■ **EXERCISE TASK 1**
In the text on copyvio scores, which service does CopyPatrol use?
■ **EXERCISE TASK 2**
Edit the copyvio text starting at "Given these three" and ending at "not a violation.", putting "unresolved questions" in place of "open questions".

■ **ARTICLE**

++++++++

The biggest challenge is around the best way to incorporate copyvio scores. The engineers here are still discussing and thinking through options, so we unfortunately do not have a complete plan right now. We are eager to hear anything that community members can add to the mix to help us define a path forward. There are three main issues:
- Usage of existing tools: Although Earwig's Copyvio Detector and CopyPatrol are two working and valuable tools for copyvio, we will unfortunately not be able to simply incorporate their APIs or their code directly into the New Pages Feed. As much as we'd like to take advantage of that existing work, the issue is that the New Pages Feed is part of the MediaWiki software, and we are bound by the general rule of not depending on external tools within MediaWiki, because of the risk that adds to the New Pages Feed breaking if the external tools break. This means that to implement copyvio for New Pages Feed, we'll need build similar functionality to those existing tools, as opposed to inheriting what those tools already do.
- Services: There are two main services that the existing copyvio tools use. Earwig's tool uses both the Google API and Turnitin, and CopyPatrol uses only Turnitin. If we build new copyvio functionality, we'll need to decide which service(s) to use. There are pros and cons to both services. Google thoroughly checks the whole internet, while Turnitin's scope is more narrow. But on the other hand, Google requires much more coding logic to implement because its API is not built specifically for copyright searches, whereas Turnitin's API is built for exactly that purpose.
- Usage limitations: Both Google and Turnitin are services with limits, in that WMF only has a certain number of credits with which to run searches. Earwig's tool has historically hit limits (and therefore stopped working for the rest of the day), sometimes multiple times per week – though some recent changes may help. Adding additional load to either of those services through New Pages Feed means we'll need to (a) be conscious of how often we are scoring and rescoring pages with copyvio, and (b) potentially open discussions with those outside services about our limits.
Given these three issues, we currently think that the quickest path to adding copyvio to New Pages Feed would be through using Turnitin, which is the more straightforward service to implement. In that vein, there are several open questions for community members that we need some guidance on:
- For those of you who have experience with both the Google and Turnitin services, what are your thoughts on their pros and cons for copyvio? It seems to us that Turnitin is more reliable for positive identification than negative identification – in other words, if Turnitin does not find anything, that does not mean it's not a violation.

++++++++

[Element position data]

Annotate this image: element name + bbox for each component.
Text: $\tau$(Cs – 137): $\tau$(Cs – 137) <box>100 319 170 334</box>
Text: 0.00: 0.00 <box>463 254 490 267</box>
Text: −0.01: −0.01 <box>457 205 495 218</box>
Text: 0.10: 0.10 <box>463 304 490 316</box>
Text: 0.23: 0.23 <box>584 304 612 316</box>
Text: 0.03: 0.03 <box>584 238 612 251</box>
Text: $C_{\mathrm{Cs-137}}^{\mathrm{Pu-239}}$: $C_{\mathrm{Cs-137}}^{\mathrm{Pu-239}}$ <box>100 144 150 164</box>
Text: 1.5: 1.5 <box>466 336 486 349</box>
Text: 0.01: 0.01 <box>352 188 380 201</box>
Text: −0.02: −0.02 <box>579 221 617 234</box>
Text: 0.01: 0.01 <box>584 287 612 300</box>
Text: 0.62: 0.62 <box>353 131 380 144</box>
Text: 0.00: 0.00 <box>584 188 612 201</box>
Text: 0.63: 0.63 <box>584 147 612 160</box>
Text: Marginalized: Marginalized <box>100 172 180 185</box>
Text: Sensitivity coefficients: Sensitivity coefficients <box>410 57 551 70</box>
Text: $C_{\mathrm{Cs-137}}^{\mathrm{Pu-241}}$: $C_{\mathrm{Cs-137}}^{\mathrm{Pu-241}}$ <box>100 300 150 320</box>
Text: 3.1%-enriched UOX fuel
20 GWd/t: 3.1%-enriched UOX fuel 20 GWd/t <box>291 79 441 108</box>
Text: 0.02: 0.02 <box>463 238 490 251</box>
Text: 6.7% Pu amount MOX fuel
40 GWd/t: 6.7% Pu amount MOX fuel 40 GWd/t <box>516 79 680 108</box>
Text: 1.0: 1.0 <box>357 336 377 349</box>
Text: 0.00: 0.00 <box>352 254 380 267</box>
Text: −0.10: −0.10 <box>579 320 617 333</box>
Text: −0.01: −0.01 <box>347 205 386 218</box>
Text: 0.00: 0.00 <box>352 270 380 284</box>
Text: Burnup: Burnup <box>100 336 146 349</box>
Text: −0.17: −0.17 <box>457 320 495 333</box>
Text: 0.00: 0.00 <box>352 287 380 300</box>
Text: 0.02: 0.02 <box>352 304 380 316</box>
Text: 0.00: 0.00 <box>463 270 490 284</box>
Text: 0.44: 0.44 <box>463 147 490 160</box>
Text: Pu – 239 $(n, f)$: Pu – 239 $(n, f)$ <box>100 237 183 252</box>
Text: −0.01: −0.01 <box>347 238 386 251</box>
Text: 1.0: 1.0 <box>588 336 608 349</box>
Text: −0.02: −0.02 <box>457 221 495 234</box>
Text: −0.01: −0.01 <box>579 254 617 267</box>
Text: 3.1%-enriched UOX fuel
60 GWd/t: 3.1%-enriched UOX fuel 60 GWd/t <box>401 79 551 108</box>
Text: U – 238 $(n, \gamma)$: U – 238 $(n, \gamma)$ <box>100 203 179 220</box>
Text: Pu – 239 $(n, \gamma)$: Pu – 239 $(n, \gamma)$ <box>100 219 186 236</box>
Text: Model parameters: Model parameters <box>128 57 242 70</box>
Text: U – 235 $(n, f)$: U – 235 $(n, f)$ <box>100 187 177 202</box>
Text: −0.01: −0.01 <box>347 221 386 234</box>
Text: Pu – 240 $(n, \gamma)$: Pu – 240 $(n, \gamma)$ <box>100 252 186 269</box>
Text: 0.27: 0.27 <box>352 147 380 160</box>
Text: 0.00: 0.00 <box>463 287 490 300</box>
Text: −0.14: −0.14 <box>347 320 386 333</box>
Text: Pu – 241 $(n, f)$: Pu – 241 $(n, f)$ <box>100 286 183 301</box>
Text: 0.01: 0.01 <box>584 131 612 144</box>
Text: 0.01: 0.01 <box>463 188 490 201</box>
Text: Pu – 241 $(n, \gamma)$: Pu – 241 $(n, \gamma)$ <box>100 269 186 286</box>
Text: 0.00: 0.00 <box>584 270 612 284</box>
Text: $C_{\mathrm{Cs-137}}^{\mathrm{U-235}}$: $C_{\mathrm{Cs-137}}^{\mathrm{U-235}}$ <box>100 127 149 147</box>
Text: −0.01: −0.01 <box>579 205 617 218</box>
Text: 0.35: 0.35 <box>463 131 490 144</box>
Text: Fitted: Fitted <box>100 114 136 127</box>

++++++++

■ **FULL OUTPUT 1**
CopyPatrol uses only Turnitin.

■ **FULL OUTPUT 2**
Given these three issues, we currently think that the quickest path to adding copyvio to New Pages Feed would be through using Turnitin, which is the more straightforward service to implement. In that vein, there are several unresolved questions for community members that we need some guidance on:
- For those of you who have experience with both the Google and Turnitin services, what are your thoughts on their pros and cons for copyvio? It seems to us that Turnitin is more reliable for positive identification than negative identification – in other words, if Turnitin does not find anything, that does not mean it's not a violation.